INSTRUCTIONS FOR THE TASK ::
All of the records below must be output exactly, with no pictures carried over.

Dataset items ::

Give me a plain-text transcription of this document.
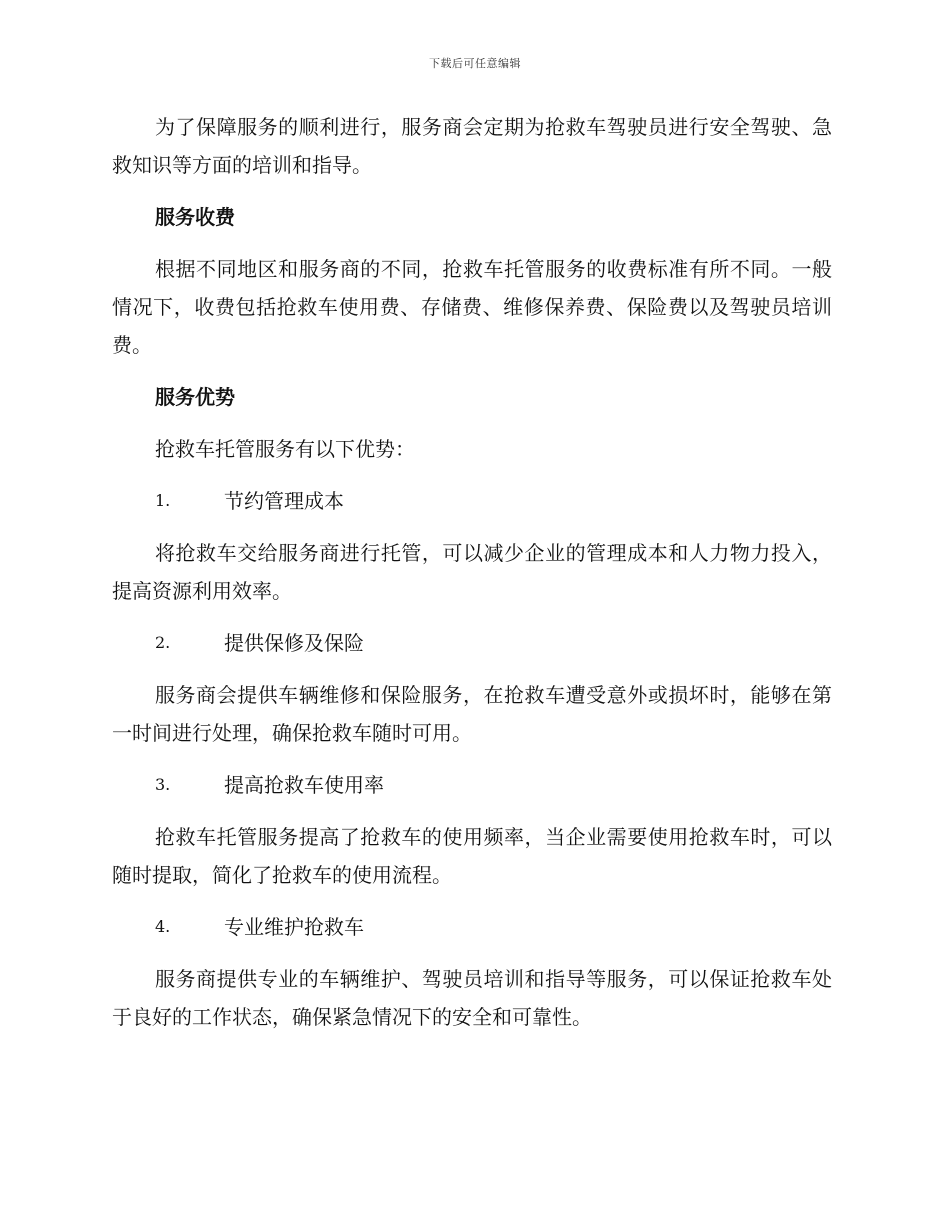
下载后可任意编辑

为了保障服务的顺利进行，服务商会定期为抢救车驾驶员进行安全驾驶、急救知识等方面的培训和指导。

服务收费

根据不同地区和服务商的不同，抢救车托管服务的收费标准有所不同。一般情况下，收费包括抢救车使用费、存储费、维修保养费、保险费以及驾驶员培训费。

服务优势

抢救车托管服务有以下优势：

1.	节约管理成本

将抢救车交给服务商进行托管，可以减少企业的管理成本和人力物力投入，提高资源利用效率。

2.	提供保修及保险

服务商会提供车辆维修和保险服务，在抢救车遭受意外或损坏时，能够在第一时间进行处理，确保抢救车随时可用。

3.	提高抢救车使用率

抢救车托管服务提高了抢救车的使用频率，当企业需要使用抢救车时，可以随时提取，简化了抢救车的使用流程。

4.	专业维护抢救车

服务商提供专业的车辆维护、驾驶员培训和指导等服务，可以保证抢救车处于良好的工作状态，确保紧急情况下的安全和可靠性。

RESULT ::
Give me a plain-text transcription of this document.
下载后可任意编辑

为了保障服务的顺利进行，服务商会定期为抢救车驾驶员进行安全驾驶、急救知识等方面的培训和指导。

服务收费

根据不同地区和服务商的不同，抢救车托管服务的收费标准有所不同。一般情况下，收费包括抢救车使用费、存储费、维修保养费、保险费以及驾驶员培训费。

服务优势

抢救车托管服务有以下优势：

1.	节约管理成本

将抢救车交给服务商进行托管，可以减少企业的管理成本和人力物力投入，提高资源利用效率。

2.	提供保修及保险

服务商会提供车辆维修和保险服务，在抢救车遭受意外或损坏时，能够在第一时间进行处理，确保抢救车随时可用。

3.	提高抢救车使用率

抢救车托管服务提高了抢救车的使用频率，当企业需要使用抢救车时，可以随时提取，简化了抢救车的使用流程。

4.	专业维护抢救车

服务商提供专业的车辆维护、驾驶员培训和指导等服务，可以保证抢救车处于良好的工作状态，确保紧急情况下的安全和可靠性。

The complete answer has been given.